■ Task description:
Each line that holds the word "一岗双责" should be returned.

......

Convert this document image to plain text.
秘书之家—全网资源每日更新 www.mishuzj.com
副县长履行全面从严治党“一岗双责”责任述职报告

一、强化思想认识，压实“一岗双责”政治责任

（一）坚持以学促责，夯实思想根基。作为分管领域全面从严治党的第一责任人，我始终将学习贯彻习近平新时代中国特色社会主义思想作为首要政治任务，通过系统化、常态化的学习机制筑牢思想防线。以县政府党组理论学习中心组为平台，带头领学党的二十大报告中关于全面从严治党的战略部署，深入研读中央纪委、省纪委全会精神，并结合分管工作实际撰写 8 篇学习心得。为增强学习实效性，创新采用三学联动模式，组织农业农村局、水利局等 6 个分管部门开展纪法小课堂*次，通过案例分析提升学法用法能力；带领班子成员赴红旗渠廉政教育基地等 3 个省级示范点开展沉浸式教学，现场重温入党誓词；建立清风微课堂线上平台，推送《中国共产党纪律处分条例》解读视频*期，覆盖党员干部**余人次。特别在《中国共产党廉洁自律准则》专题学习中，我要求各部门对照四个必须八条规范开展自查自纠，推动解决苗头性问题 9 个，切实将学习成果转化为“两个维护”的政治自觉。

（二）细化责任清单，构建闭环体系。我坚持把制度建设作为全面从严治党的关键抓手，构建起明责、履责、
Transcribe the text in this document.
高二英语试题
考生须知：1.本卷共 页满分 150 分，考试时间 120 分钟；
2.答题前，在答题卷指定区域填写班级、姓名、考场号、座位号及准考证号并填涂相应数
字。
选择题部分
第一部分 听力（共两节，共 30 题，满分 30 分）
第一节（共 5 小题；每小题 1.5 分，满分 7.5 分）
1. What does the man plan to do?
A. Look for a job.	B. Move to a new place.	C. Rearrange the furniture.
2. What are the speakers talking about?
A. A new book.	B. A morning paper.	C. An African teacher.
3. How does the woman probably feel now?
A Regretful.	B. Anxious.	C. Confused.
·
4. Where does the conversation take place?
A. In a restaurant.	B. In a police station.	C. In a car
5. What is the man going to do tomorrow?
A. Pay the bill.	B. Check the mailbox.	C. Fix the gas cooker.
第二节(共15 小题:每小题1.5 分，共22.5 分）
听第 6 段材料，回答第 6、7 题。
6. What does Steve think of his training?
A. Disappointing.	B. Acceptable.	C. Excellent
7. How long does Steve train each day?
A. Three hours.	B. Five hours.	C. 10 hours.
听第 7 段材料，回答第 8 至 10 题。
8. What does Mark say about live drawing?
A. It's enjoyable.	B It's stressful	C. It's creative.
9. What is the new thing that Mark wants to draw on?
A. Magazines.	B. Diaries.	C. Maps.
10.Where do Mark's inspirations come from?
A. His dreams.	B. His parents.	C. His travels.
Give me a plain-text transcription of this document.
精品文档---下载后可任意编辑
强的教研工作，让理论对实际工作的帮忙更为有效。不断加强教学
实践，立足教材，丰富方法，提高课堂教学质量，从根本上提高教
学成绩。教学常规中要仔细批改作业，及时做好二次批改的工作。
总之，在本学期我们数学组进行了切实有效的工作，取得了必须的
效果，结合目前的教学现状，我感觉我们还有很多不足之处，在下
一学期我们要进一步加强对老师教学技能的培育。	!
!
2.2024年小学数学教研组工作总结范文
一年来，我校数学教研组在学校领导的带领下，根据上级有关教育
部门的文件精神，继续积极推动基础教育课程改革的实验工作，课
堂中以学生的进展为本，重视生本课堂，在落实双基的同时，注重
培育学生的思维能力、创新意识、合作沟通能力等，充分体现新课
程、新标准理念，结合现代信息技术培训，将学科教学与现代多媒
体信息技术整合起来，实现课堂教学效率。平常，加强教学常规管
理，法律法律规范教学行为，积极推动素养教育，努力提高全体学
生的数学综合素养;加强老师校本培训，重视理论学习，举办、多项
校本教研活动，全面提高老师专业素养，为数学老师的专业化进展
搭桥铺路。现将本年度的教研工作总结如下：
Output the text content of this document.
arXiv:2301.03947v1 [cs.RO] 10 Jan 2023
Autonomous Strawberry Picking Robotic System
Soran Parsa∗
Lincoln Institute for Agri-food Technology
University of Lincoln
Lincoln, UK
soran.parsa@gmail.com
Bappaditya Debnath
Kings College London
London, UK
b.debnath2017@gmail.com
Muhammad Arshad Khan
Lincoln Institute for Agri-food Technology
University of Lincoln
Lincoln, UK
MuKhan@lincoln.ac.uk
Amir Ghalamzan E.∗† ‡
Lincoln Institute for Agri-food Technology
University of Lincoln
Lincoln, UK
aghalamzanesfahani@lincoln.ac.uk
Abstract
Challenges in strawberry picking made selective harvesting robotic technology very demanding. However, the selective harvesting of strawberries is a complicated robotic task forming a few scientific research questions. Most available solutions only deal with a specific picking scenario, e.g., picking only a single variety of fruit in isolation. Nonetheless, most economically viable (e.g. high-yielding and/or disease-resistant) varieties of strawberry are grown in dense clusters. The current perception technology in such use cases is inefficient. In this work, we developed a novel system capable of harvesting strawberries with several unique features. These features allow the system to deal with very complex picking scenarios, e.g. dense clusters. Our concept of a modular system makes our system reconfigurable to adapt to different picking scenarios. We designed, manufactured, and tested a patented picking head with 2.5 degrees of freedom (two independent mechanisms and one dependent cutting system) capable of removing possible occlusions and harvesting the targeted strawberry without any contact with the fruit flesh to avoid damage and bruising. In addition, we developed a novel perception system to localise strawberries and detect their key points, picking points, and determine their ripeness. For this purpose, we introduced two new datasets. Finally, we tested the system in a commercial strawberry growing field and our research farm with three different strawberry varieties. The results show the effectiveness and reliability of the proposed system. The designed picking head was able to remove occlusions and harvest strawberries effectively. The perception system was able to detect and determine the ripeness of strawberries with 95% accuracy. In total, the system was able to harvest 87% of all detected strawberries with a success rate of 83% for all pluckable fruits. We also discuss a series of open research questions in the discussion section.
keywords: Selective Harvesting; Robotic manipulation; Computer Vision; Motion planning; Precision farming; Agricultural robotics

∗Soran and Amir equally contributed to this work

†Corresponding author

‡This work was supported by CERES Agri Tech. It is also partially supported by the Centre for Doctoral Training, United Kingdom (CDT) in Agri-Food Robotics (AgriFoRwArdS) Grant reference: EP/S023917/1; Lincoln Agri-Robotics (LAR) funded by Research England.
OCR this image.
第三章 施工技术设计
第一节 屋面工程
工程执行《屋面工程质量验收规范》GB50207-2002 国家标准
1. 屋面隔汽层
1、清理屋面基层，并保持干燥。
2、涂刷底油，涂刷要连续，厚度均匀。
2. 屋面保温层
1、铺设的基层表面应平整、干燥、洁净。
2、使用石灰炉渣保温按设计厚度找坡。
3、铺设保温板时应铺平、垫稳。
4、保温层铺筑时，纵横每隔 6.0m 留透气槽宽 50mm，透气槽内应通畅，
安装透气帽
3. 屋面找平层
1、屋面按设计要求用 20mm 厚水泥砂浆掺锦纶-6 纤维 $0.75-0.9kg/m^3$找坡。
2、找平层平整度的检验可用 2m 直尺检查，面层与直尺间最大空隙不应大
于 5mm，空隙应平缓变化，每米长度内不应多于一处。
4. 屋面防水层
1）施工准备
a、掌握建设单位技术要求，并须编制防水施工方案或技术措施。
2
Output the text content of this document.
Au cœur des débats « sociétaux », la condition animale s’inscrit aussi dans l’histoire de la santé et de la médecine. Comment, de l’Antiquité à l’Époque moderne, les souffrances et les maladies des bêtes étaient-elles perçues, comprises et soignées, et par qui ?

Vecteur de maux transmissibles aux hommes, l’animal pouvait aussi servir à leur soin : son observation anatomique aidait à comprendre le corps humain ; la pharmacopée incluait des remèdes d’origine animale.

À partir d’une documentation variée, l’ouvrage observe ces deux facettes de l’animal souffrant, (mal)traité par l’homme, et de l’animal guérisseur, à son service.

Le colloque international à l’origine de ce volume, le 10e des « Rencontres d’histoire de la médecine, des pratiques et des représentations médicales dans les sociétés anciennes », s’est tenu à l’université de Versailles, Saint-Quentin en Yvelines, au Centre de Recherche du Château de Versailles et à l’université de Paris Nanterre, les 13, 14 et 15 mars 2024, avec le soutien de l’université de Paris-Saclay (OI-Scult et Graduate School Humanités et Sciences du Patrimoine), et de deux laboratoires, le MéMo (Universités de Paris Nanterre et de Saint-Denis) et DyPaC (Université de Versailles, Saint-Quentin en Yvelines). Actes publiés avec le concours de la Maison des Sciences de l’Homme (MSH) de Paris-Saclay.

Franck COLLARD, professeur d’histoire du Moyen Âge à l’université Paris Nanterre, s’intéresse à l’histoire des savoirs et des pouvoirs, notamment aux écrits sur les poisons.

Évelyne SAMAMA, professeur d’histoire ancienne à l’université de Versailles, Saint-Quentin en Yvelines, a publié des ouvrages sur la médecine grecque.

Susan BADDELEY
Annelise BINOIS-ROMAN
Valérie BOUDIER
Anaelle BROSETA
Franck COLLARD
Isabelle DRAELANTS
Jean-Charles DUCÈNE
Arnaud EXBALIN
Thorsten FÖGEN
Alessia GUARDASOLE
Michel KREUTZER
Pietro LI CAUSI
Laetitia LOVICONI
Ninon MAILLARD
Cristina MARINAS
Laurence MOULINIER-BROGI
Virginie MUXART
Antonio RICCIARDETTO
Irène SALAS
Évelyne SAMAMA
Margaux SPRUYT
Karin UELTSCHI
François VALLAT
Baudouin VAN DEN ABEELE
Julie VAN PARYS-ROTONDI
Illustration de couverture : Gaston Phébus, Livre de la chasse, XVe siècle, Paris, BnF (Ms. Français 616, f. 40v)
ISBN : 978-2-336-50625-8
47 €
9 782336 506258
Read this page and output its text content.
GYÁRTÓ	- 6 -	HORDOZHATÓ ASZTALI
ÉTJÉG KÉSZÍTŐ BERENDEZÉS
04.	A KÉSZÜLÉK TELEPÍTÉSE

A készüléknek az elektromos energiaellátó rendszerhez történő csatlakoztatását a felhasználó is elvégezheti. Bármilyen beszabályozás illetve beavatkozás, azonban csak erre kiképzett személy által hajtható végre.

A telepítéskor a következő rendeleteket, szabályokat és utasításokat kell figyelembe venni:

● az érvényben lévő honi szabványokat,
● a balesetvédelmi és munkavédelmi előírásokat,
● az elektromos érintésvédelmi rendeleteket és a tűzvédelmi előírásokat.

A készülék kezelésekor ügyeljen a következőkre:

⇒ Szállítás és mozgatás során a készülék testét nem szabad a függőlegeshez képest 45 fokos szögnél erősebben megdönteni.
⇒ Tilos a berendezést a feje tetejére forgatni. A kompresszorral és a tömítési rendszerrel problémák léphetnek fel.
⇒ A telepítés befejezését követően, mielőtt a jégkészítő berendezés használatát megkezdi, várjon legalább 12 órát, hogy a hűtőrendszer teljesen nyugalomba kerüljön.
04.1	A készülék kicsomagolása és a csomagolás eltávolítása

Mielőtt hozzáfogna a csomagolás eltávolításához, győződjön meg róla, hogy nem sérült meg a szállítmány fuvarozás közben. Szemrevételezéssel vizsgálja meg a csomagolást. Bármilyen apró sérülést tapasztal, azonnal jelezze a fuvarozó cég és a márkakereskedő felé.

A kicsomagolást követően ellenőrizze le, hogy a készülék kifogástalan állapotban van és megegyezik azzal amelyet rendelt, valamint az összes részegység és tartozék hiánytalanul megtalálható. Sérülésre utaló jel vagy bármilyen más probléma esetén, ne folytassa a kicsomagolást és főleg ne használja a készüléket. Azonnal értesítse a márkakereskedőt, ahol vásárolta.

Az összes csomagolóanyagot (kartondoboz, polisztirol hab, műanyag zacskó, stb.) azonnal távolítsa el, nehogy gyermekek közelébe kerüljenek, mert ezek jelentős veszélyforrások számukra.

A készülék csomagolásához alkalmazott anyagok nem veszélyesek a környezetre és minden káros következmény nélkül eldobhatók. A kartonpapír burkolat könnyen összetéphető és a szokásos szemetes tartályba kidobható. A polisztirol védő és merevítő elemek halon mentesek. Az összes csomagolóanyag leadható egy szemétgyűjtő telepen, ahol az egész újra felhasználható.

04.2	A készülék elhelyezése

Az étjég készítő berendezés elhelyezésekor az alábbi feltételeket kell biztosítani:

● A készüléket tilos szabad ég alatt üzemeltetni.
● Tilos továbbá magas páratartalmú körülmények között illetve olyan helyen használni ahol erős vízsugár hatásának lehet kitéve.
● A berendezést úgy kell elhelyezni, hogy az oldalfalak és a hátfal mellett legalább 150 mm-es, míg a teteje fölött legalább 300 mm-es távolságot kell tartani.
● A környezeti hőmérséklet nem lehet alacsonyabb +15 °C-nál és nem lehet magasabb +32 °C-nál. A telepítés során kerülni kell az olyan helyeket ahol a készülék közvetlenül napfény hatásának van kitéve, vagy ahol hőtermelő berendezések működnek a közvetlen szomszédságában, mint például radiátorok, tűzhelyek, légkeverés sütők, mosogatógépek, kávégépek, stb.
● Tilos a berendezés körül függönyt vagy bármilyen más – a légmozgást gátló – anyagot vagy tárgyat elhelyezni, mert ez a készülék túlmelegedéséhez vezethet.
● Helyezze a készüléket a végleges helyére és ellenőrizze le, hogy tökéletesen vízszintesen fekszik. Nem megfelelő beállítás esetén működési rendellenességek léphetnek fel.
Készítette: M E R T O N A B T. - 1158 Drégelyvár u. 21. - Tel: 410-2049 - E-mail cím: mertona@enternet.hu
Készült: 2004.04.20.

......

■ Response:
副县长履行全面从严治党“一岗双责”责任述职报告
一、强化思想认识，压实“一岗双责”政治责任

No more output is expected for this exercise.